Who wants to live forever?

by Adrian Rigelsford, London based writer
Press Release October 2009


 It’s a simple question that’s easy to dismiss, because any rational mind knows the answer; It’s not going to happen… But, what if there was a possibility, just a slight sense of a there being a second chance?

What if there was something that could offer an escape clause, not only for the individual but for mankind as a species?
Let’s just suppose for a moment that there was something that could put evolution on pause as it stands right now, and genetically give humans, animals, plants and even trees a chance to be saved from any further erosion or decline. The Deep Storage Project isn’t the ultimate answer, but it is an opportunity to believe in a sense of hope.

The Danish artist Kristian von Hornsleth has created a sculpture; Some say it looks like the outline of a star, so find it talismanic, and although it conjures different meanings for whoever looks at it, its journey is still clear.

What the exercise asks: Could you reproduce the press release about the Deep Storage Project word for word, between "Let’s just suppose" and "sense of hope.", inclusive?

Record excerpts:
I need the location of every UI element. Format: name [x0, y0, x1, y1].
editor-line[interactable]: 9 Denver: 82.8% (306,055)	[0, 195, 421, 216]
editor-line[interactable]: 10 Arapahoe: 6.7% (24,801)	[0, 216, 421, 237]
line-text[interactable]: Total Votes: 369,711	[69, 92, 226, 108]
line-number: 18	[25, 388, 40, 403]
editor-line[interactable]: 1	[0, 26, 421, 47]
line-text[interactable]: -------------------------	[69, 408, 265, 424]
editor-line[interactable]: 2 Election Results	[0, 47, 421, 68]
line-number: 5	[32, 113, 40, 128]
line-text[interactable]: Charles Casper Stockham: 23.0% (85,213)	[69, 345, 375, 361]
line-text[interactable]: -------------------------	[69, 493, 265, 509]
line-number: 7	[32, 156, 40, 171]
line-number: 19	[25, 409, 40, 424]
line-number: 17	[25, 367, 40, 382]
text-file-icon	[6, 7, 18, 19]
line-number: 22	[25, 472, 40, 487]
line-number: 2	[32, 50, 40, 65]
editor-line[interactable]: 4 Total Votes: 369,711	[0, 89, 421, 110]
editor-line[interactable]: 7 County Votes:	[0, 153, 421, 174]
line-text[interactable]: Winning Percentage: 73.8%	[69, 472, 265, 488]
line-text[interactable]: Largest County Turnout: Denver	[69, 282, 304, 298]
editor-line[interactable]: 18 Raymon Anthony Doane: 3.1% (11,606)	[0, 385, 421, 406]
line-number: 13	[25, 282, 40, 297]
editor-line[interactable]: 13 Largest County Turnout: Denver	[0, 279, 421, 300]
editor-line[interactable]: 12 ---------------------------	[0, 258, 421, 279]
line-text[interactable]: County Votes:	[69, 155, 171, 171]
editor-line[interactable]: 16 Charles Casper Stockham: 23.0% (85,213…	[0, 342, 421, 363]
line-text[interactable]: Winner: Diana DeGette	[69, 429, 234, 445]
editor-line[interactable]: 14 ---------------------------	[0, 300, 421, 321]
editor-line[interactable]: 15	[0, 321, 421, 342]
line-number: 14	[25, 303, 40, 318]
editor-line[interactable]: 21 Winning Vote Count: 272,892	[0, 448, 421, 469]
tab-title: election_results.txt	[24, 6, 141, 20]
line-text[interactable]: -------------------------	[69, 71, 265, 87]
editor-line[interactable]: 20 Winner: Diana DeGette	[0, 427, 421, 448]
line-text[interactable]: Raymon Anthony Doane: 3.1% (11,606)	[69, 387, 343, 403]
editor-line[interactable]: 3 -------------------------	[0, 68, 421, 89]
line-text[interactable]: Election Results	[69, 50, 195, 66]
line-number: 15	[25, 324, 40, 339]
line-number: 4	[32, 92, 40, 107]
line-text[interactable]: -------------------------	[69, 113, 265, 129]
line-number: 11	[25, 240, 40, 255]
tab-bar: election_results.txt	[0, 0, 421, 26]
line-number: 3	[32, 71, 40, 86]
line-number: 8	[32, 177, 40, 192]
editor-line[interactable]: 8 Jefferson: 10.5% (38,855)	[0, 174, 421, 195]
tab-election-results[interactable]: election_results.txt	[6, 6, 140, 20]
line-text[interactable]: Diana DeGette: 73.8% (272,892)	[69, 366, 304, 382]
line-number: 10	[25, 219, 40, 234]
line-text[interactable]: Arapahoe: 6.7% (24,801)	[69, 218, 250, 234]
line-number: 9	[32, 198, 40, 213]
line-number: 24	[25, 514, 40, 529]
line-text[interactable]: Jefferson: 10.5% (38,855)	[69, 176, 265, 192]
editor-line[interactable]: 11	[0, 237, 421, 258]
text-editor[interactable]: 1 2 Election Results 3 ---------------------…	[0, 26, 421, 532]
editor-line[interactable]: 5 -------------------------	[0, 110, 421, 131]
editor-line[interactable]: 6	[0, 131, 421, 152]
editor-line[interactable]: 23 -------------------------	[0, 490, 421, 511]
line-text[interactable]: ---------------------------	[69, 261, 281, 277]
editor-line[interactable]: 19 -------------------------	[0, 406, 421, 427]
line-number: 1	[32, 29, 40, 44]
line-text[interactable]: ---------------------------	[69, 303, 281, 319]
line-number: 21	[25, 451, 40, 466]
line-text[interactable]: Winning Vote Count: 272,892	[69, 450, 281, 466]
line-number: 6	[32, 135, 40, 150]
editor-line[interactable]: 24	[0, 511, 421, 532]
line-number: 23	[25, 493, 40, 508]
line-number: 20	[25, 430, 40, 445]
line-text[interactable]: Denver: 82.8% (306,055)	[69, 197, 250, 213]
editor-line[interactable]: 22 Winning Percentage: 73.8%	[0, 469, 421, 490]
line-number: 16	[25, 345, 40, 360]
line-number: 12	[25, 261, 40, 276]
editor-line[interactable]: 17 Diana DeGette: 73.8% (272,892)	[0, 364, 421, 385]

Your response:
Let’s just suppose for a moment that there was something that could put evolution on pause as it stands right now, and genetically give humans, animals, plants and even trees a chance to be saved from any further erosion or decline. The Deep Storage Project isn’t the ultimate answer, but it is an opportunity to believe in a sense of hope.